_Given request:_ Write out all of the entries exactly, please.

_Raw data:_
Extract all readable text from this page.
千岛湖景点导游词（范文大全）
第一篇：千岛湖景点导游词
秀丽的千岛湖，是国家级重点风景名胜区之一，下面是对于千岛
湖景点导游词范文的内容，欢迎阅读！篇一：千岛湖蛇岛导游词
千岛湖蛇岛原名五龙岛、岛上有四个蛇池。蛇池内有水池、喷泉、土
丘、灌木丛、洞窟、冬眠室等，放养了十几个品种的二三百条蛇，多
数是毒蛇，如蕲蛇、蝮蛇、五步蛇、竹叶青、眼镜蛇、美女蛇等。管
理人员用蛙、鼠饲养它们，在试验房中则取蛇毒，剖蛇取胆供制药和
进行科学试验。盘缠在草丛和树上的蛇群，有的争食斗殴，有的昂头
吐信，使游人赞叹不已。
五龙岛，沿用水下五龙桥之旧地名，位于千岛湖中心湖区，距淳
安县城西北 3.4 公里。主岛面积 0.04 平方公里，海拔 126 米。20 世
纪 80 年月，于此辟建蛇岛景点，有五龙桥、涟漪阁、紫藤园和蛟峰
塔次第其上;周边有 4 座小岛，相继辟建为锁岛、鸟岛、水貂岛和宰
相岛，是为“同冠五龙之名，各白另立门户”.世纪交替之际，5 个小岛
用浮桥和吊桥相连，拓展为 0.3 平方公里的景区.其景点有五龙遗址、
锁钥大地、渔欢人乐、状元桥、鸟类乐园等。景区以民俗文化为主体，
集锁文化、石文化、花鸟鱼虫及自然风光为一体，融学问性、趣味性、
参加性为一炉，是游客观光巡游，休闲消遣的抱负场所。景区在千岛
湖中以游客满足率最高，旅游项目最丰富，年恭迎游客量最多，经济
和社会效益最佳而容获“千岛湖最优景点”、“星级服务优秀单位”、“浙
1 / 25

_Response below:_
Extract all readable text from this page.
千岛湖景点导游词（范文大全）
第一篇：千岛湖景点导游词
秀丽的千岛湖，是国家级重点风景名胜区之一，下面是对于千岛
湖景点导游词范文的内容，欢迎阅读！篇一：千岛湖蛇岛导游词
千岛湖蛇岛原名五龙岛、岛上有四个蛇池。蛇池内有水池、喷泉、土
丘、灌木丛、洞窟、冬眠室等，放养了十几个品种的二三百条蛇，多
数是毒蛇，如蕲蛇、蝮蛇、五步蛇、竹叶青、眼镜蛇、美女蛇等。管
理人员用蛙、鼠饲养它们，在试验房中则取蛇毒，剖蛇取胆供制药和
进行科学试验。盘缠在草丛和树上的蛇群，有的争食斗殴，有的昂头
吐信，使游人赞叹不已。
五龙岛，沿用水下五龙桥之旧地名，位于千岛湖中心湖区，距淳
安县城西北 3.4 公里。主岛面积 0.04 平方公里，海拔 126 米。20 世
纪 80 年月，于此辟建蛇岛景点，有五龙桥、涟漪阁、紫藤园和蛟峰
塔次第其上;周边有 4 座小岛，相继辟建为锁岛、鸟岛、水貂岛和宰
相岛，是为“同冠五龙之名，各白另立门户”.世纪交替之际，5 个小岛
用浮桥和吊桥相连，拓展为 0.3 平方公里的景区.其景点有五龙遗址、
锁钥大地、渔欢人乐、状元桥、鸟类乐园等。景区以民俗文化为主体，
集锁文化、石文化、花鸟鱼虫及自然风光为一体，融学问性、趣味性、
参加性为一炉，是游客观光巡游，休闲消遣的抱负场所。景区在千岛
湖中以游客满足率最高，旅游项目最丰富，年恭迎游客量最多，经济
和社会效益最佳而容获“千岛湖最优景点”、“星级服务优秀单位”、“浙
1 / 25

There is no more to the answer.